##### EXCERPTED DATA #####
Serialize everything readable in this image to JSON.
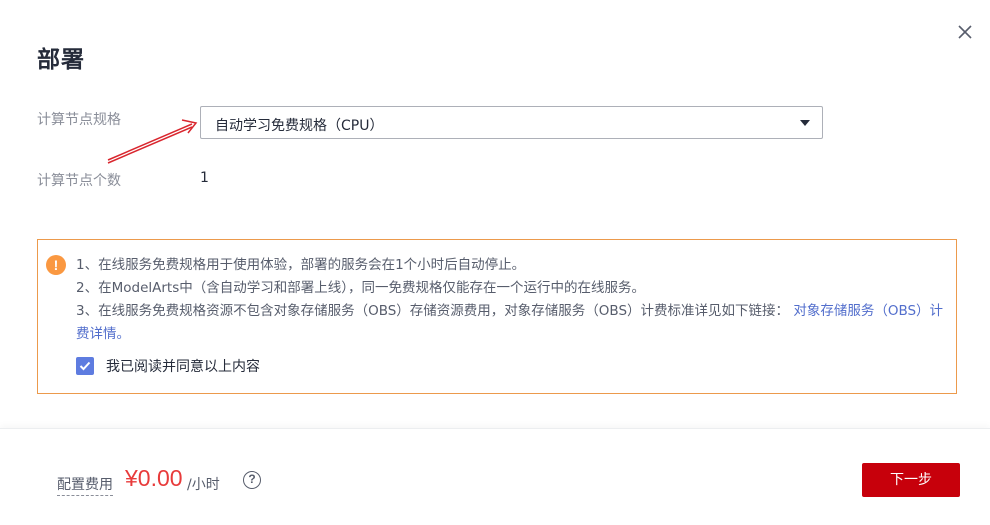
{
  "dialog": {
    "title": "部署",
    "close_icon": "close-icon"
  },
  "form": {
    "spec_label": "计算节点规格",
    "spec_value": "自动学习免费规格（CPU）",
    "count_label": "计算节点个数",
    "count_value": "1"
  },
  "notice": {
    "icon": "warning-icon",
    "line1": "1、在线服务免费规格用于使用体验，部署的服务会在1个小时后自动停止。",
    "line2": "2、在ModelArts中（含自动学习和部署上线），同一免费规格仅能存在一个运行中的在线服务。",
    "line3_text": "3、在线服务免费规格资源不包含对象存储服务（OBS）存储资源费用，对象存储服务（OBS）计费标准详见如下链接：",
    "line3_link": "对象存储服务（OBS）计费详情。",
    "agree_label": "我已阅读并同意以上内容",
    "agree_checked": true
  },
  "footer": {
    "fee_label": "配置费用",
    "fee_amount": "¥0.00",
    "fee_unit": "/小时",
    "help_icon": "?",
    "next_label": "下一步"
  },
  "colors": {
    "primary": "#c7000b",
    "price": "#e83b3b",
    "link": "#526ecc",
    "notice_border": "#ec9a4c",
    "warning": "#fa9841",
    "checkbox": "#5e7ce0",
    "annotation_arrow": "#d9262e"
  }
}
#####
In your copy of the records, include no pictures; repeat everything else exactly.

Serialize everything readable in this image to JSON.
{
  "dialog": {
    "title": "部署",
    "close_icon": "close-icon"
  },
  "form": {
    "spec_label": "计算节点规格",
    "spec_value": "自动学习免费规格（CPU）",
    "count_label": "计算节点个数",
    "count_value": "1"
  },
  "notice": {
    "icon": "warning-icon",
    "line1": "1、在线服务免费规格用于使用体验，部署的服务会在1个小时后自动停止。",
    "line2": "2、在ModelArts中（含自动学习和部署上线），同一免费规格仅能存在一个运行中的在线服务。",
    "line3_text": "3、在线服务免费规格资源不包含对象存储服务（OBS）存储资源费用，对象存储服务（OBS）计费标准详见如下链接：",
    "line3_link": "对象存储服务（OBS）计费详情。",
    "agree_label": "我已阅读并同意以上内容",
    "agree_checked": true
  },
  "footer": {
    "fee_label": "配置费用",
    "fee_amount": "¥0.00",
    "fee_unit": "/小时",
    "help_icon": "?",
    "next_label": "下一步"
  },
  "colors": {
    "primary": "#c7000b",
    "price": "#e83b3b",
    "link": "#526ecc",
    "notice_border": "#ec9a4c",
    "warning": "#fa9841",
    "checkbox": "#5e7ce0",
    "annotation_arrow": "#d9262e"
  }
}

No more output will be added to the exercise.